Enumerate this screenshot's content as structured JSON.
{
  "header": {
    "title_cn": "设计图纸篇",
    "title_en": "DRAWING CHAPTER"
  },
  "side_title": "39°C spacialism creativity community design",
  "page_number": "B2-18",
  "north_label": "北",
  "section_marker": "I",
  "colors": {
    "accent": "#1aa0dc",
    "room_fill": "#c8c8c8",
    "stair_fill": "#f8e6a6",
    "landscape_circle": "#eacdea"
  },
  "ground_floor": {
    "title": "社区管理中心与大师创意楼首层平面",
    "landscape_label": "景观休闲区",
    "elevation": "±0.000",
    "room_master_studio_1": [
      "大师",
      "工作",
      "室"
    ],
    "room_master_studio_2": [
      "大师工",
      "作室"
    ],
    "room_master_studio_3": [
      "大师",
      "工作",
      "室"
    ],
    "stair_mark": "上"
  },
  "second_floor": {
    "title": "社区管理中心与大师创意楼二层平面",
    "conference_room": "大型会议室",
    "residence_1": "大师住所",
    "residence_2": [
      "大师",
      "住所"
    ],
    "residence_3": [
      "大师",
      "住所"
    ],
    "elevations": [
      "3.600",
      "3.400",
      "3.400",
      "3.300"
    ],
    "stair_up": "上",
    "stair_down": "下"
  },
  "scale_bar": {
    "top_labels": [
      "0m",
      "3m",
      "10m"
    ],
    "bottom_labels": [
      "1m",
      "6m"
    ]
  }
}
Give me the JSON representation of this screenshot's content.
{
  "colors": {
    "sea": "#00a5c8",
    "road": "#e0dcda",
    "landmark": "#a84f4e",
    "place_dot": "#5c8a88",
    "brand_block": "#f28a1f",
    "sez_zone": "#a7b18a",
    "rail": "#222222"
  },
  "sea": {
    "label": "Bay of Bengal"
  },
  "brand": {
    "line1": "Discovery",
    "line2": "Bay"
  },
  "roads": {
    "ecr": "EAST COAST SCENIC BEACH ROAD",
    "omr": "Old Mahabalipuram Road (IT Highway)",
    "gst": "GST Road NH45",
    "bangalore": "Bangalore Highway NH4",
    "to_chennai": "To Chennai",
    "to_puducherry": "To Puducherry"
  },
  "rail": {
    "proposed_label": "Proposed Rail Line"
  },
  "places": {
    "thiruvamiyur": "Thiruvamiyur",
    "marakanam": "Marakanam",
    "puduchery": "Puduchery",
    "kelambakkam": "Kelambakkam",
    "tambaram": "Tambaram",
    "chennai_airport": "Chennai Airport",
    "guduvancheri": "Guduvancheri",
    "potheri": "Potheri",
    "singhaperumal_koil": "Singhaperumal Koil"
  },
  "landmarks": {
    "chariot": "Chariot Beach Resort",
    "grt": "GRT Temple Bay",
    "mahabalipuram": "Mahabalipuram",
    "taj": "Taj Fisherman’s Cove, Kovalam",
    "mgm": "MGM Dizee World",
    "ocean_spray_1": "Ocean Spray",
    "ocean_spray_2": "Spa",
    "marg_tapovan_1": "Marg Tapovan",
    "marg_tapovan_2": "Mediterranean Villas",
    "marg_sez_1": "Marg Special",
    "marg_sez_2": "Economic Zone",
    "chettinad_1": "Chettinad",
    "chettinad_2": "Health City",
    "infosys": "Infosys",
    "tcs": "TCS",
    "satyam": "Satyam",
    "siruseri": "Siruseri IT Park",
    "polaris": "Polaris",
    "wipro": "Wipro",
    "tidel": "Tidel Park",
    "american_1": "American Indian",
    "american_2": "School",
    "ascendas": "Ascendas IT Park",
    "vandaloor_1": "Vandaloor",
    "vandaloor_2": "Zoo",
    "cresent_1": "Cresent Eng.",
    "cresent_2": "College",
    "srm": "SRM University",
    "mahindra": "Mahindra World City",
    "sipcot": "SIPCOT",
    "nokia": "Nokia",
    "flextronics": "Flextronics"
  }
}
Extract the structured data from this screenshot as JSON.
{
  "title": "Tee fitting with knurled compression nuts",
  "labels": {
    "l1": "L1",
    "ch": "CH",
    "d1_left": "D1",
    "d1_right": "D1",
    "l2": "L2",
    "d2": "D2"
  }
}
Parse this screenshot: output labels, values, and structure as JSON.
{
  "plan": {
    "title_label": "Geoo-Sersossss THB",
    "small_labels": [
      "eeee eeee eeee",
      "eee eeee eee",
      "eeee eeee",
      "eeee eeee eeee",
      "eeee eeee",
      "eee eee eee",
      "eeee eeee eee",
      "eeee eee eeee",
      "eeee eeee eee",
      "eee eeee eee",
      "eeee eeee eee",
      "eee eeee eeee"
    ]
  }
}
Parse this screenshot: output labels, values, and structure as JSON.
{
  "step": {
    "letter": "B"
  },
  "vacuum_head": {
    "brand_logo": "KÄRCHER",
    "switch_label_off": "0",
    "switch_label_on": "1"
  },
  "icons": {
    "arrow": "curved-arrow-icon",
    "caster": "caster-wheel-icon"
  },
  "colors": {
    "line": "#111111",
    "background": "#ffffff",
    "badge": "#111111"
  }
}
::::::::
EXERCISE INSTRUCTIONS » Whenever "screenshot" turns up in a line, pick that line out.

ANSWER TO THIS TASK »
Enumerate this screenshot's content as structured JSON.
Give me the JSON representation of this screenshot's content.
Extract the structured data from this screenshot as JSON.
Parse this screenshot: output labels, values, and structure as JSON.
Parse this screenshot: output labels, values, and structure as JSON.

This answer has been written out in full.